THE PROBLEM — List each line in which the string "this" appears.

╔══

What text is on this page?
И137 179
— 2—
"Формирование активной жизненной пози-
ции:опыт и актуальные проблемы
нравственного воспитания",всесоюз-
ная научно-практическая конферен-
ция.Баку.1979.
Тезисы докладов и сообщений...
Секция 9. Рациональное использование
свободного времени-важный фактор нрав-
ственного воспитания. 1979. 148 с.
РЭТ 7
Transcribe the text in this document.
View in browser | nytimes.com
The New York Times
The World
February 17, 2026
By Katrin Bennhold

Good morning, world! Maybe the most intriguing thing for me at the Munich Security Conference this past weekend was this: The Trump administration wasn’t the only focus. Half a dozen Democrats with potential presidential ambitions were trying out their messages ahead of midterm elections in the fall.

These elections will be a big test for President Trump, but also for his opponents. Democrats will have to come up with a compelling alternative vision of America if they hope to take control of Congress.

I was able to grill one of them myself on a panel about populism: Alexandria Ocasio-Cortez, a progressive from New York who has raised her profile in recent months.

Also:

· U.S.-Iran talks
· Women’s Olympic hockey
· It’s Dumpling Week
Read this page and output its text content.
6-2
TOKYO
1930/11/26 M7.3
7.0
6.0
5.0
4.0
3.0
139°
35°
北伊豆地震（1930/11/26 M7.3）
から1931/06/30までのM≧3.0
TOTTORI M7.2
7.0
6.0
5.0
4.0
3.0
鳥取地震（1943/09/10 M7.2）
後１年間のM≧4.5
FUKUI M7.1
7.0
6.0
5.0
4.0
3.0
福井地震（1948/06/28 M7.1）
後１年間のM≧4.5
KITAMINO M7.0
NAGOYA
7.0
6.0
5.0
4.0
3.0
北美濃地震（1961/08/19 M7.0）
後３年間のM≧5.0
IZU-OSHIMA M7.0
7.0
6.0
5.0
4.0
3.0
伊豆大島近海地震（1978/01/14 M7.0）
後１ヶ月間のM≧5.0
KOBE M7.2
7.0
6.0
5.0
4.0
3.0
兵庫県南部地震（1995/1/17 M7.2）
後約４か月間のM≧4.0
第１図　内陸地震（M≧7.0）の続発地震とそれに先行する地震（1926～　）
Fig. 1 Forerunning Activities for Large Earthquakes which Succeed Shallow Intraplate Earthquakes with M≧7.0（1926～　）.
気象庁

╚══

FULL SOLUTION —
What text is on this page?
Transcribe the text in this document.
Good morning, world! Maybe the most intriguing thing for me at the Munich Security Conference this past weekend was this: The Trump administration wasn’t the only focus. Half a dozen Democrats with potential presidential ambitions were trying out their messages ahead of midterm elections in the fall.
Read this page and output its text content.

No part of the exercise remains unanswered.